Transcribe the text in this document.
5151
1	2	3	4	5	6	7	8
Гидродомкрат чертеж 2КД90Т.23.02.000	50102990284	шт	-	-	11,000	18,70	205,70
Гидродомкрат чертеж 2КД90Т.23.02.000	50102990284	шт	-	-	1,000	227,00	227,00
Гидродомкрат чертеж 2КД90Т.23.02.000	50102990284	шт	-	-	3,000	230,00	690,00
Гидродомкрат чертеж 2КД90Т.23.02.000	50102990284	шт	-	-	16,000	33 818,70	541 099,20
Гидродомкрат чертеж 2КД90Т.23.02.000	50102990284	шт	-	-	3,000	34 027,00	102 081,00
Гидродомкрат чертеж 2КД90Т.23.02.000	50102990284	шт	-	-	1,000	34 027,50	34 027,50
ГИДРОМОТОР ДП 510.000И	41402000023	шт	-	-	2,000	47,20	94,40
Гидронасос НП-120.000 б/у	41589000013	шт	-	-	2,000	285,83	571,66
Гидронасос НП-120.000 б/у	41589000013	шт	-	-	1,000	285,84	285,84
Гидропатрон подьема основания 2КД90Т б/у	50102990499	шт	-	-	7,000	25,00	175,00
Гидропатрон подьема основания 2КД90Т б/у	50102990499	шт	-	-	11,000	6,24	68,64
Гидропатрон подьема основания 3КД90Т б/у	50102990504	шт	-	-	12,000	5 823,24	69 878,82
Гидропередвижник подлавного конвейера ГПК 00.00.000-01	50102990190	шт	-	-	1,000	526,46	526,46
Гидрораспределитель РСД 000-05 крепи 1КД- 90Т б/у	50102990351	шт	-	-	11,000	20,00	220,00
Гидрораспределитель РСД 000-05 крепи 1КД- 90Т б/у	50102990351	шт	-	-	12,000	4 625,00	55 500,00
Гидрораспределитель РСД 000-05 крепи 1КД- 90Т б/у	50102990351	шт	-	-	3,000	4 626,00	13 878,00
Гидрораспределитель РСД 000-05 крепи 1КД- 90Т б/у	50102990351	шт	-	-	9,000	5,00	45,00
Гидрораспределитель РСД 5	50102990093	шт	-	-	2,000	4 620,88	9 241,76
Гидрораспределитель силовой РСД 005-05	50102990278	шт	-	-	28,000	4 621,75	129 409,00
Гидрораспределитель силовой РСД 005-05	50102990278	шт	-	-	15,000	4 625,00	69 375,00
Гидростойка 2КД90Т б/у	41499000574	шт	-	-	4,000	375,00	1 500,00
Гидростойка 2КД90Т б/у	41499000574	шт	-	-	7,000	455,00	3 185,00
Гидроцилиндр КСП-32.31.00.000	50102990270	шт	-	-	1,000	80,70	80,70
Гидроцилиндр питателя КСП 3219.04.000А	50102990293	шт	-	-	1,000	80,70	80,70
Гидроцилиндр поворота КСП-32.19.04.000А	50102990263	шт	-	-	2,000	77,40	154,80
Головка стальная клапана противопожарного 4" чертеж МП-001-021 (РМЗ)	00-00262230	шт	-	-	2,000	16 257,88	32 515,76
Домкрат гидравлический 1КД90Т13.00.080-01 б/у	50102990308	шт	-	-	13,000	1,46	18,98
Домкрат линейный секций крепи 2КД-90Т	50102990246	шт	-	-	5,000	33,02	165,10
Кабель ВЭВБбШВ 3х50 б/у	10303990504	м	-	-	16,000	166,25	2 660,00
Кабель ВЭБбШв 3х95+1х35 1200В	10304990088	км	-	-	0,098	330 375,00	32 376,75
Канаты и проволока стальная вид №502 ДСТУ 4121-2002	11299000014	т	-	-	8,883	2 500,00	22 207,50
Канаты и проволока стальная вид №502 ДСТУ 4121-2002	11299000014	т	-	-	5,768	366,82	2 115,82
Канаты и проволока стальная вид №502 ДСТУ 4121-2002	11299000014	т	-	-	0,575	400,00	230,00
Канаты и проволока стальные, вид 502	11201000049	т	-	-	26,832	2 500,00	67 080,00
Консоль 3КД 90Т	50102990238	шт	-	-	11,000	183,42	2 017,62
_ _ _ _ _ _ _
◆ **Stated goal**:
Within the listing above, find every line containing the string "основания" and return it.

◆ **Expected answer**:
Гидропатрон подьема основания 2КД90Т б/у	50102990499	шт	-	-	7,000	25,00	175,00
Гидропатрон подьема основания 2КД90Т б/у	50102990499	шт	-	-	11,000	6,24	68,64
Гидропатрон подьема основания 3КД90Т б/у	50102990504	шт	-	-	12,000	5 823,24	69 878,82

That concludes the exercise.